**Passage extrait:**
**********
La pipe à la main devant la Tsar Kolokol, au Kremlin.

Au service du Chah, Petros est à la table des grands de ce monde. Plus tard, il mangera des sandwichs avec Matt Hannon.

A New York, Petros est sous le charme, mais les jours passent et personne ne veut l’embaucher. « C’était très compliqué. Déjà parce qu’il fallait être syndiqué – aucun technicien ne pouvait travailler autrement – mais surtout parce qu’il fallait avant toute chose un permis de travail. J’ai sollicité les services d’un avocat, je lui ai montré les prix que mes films avaient remporté dans des festivals, mais il m’a dit que ça ne servait à rien : pour obtenir une green card j’avais besoin d’une offre d’embauche d’un producteur. Mais à New York je ne connaissais aucun producteur ! ». Heureusement pour Petros, son réseau arménouche va lui sauver la mise.
**********
**Données fournies:**

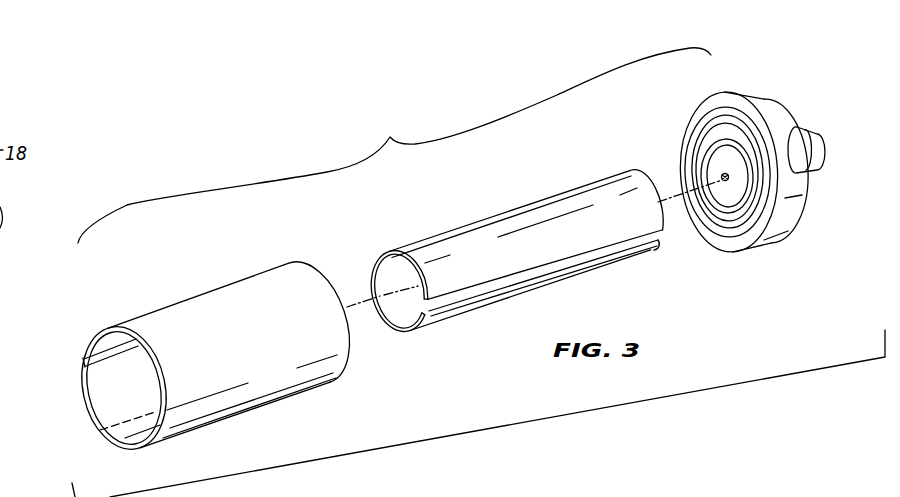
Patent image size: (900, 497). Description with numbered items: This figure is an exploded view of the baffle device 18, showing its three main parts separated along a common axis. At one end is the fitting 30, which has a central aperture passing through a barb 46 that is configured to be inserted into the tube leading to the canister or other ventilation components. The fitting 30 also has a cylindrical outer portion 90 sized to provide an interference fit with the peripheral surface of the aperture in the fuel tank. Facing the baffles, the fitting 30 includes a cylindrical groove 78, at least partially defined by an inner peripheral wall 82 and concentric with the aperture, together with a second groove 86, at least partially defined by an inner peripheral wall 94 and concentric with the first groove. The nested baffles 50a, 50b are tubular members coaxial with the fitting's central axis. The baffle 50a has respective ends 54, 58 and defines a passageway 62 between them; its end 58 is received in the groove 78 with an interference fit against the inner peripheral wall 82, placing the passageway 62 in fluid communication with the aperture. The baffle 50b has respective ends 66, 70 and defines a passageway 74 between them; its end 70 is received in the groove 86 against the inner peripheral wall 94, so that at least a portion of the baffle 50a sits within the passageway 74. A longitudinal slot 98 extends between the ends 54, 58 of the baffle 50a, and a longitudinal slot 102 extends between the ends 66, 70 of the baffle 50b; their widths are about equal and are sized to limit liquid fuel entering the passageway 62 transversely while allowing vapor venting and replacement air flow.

The baffle device 18 is at (394, 145).
The fitting 30 is at (746, 189).
The barb 46 is at (799, 127).
The baffle 50a is at (483, 243).
The baffle 50b is at (270, 377).
The end 54 is at (400, 333).
The end 58 is at (637, 163).
The passageway 62 is at (380, 284).
The end 66 is at (132, 447).
The end 70 is at (323, 278).
The passageway 74 is at (110, 403).
The cylindrical groove 78 is at (745, 205).
The inner peripheral wall 82 is at (698, 162).
The second groove 86 is at (752, 212).
The cylindrical outer portion 90 is at (752, 105).
The inner peripheral wall 94 is at (698, 137).
The longitudinal slot 98 is at (437, 312).
The longitudinal slot 102 is at (85, 354).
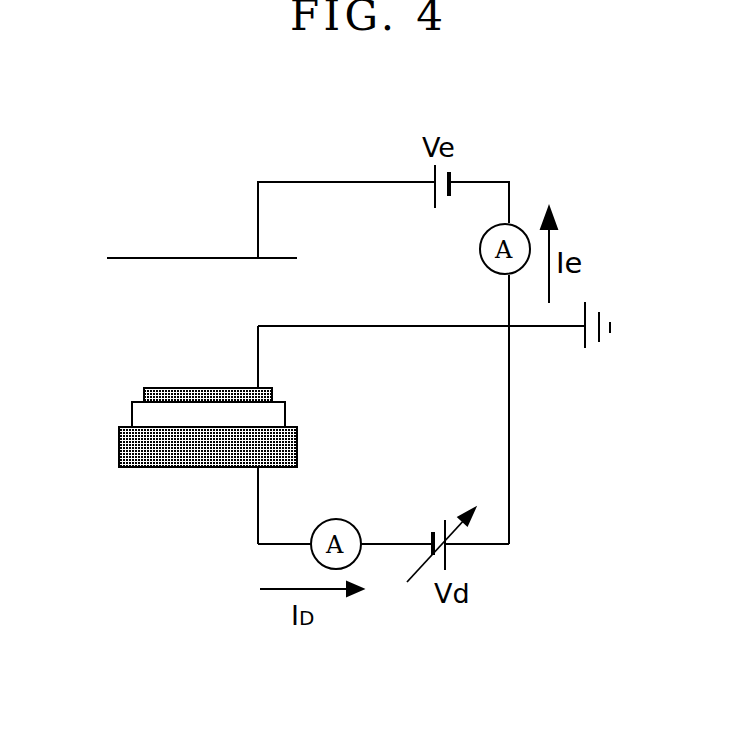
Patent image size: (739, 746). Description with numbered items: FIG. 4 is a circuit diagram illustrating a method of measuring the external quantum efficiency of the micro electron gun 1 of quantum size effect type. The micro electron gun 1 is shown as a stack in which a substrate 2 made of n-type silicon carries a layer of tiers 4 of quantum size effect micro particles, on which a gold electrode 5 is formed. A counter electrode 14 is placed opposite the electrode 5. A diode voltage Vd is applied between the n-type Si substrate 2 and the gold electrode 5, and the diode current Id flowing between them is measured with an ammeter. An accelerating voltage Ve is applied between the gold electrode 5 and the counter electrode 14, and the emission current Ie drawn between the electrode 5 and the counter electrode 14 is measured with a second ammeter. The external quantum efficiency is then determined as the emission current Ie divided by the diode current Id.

The counter electrode 14 is at (150, 258).
The micro electron gun of quantum size effect type 1 is at (175, 395).
The substrate 2 is at (119, 443).
The layer of tiers 4 is at (132, 412).
The electrode 5 is at (160, 388).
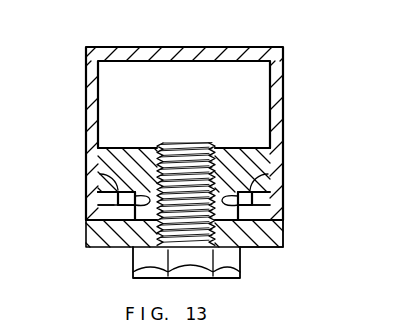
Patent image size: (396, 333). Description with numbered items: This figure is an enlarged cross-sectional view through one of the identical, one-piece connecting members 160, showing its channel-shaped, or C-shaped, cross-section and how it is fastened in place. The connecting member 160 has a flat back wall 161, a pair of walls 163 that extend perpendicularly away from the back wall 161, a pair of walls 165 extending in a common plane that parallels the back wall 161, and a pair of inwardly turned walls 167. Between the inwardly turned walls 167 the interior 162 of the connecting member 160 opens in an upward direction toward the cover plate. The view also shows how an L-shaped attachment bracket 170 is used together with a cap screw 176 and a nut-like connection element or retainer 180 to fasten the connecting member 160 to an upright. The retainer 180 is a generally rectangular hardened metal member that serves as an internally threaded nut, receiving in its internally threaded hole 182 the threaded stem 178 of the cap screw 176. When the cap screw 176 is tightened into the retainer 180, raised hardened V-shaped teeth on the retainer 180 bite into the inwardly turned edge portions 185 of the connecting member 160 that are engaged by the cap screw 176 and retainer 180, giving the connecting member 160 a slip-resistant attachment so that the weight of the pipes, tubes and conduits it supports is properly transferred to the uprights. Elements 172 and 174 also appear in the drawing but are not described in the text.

The connecting member 160 is at (300, 76).
The back wall 161 is at (176, 47).
The interior 162 is at (256, 115).
The wall 163 is at (92, 106).
The wall 165 is at (96, 219).
The inwardly turned wall 167 is at (117, 198).
The L-shaped attachment bracket 170 is at (262, 256).
The flange 172 is at (267, 250).
The mounting plate 174 is at (94, 236).
The cap screw 176 is at (140, 268).
The threaded stem 178 is at (262, 150).
The nut-like connection element 180 is at (150, 148).
The internally threaded hole 182 is at (166, 143).
The inwardly turned edge portion 185 is at (100, 186).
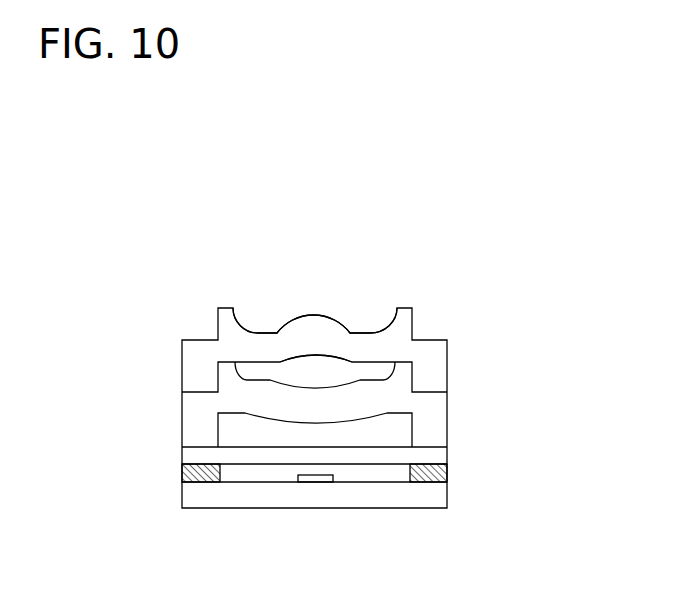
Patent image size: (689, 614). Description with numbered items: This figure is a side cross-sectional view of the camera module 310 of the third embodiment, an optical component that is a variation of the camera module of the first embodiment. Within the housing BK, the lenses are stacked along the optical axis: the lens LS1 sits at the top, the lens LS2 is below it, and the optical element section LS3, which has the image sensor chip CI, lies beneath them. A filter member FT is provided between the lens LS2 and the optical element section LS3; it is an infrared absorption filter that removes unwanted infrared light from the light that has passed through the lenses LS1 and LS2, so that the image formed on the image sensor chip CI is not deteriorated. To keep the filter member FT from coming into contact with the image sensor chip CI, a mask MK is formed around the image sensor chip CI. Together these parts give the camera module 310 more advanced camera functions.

The camera module 310 is at (621, 104).
The lens barrel / holder BK is at (197, 338).
The lens LS1 is at (283, 305).
The lens LS2 is at (280, 377).
The optical element section LS3 is at (252, 478).
The filter member FT is at (432, 455).
The mask MK is at (182, 472).
The image sensor chip CI is at (300, 475).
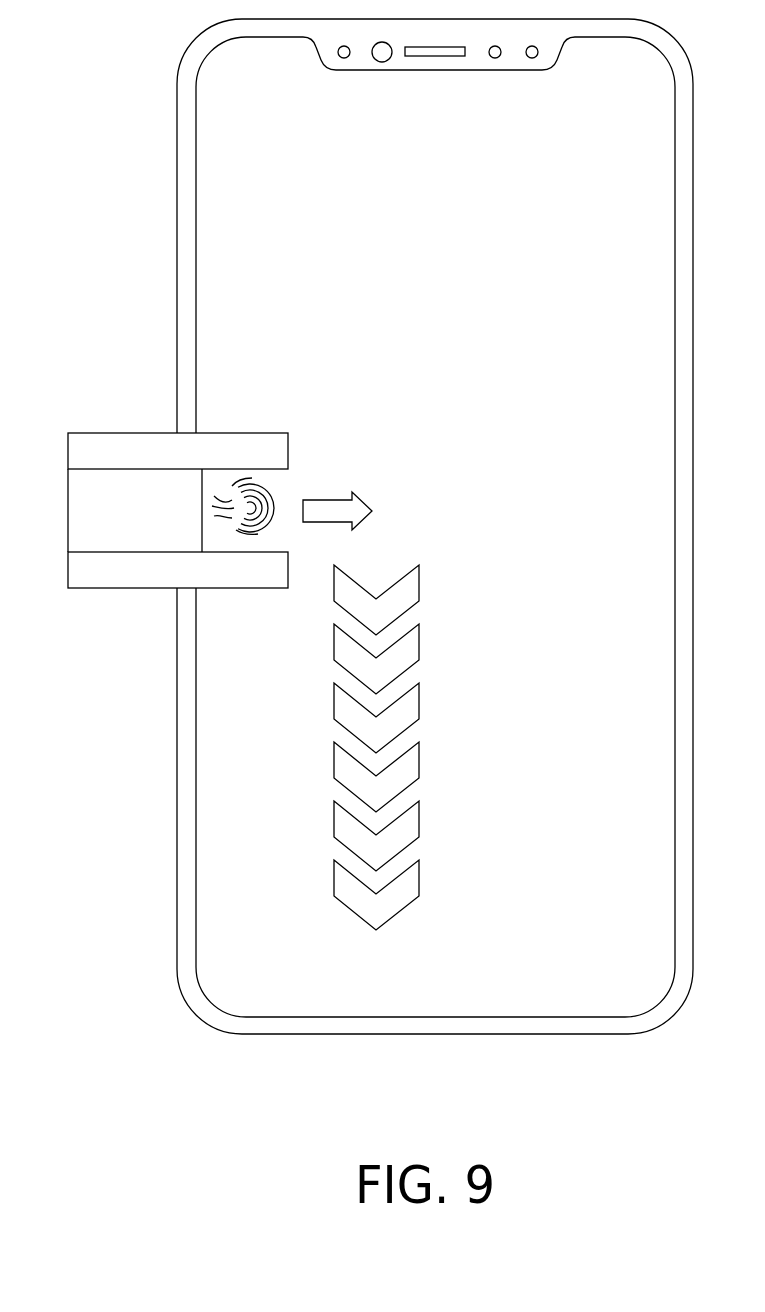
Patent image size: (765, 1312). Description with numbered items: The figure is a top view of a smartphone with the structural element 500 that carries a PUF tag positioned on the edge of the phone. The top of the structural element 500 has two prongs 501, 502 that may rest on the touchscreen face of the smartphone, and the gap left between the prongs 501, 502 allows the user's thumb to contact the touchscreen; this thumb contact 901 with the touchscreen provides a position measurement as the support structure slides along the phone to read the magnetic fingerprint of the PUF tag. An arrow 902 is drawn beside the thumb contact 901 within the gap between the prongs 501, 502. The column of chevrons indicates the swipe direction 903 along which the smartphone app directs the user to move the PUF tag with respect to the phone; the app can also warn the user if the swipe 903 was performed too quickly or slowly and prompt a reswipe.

The structural element 500 is at (182, 539).
The prong 501 is at (267, 432).
The prong 502 is at (253, 583).
The fingerprint 901 is at (258, 502).
The insertion direction arrow 902 is at (384, 493).
The swipe direction 903 is at (436, 707).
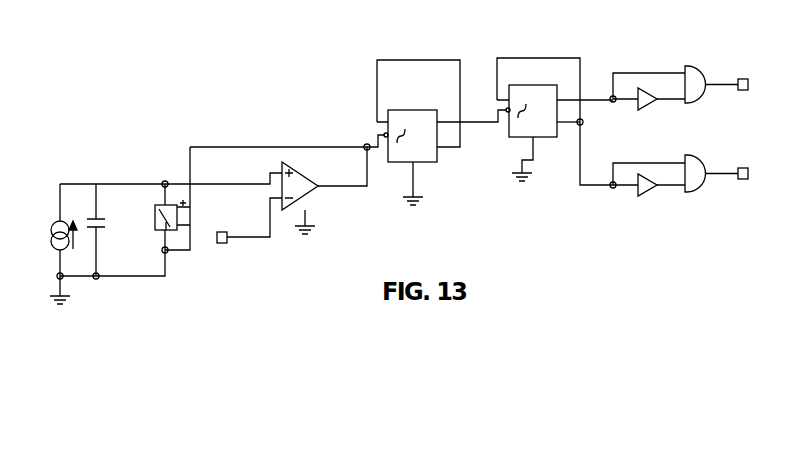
**********
**Exercice:**
Reproduisez mot pour mot une partie du passage sur Petros. Commencez aux mots « La pipe à la » et arrêtez-vous après « avec Matt Hannon. ».

**Réponse attendue:**
La pipe à la main devant la Tsar Kolokol, au Kremlin.

Au service du Chah, Petros est à la table des grands de ce monde. Plus tard, il mangera des sandwichs avec Matt Hannon.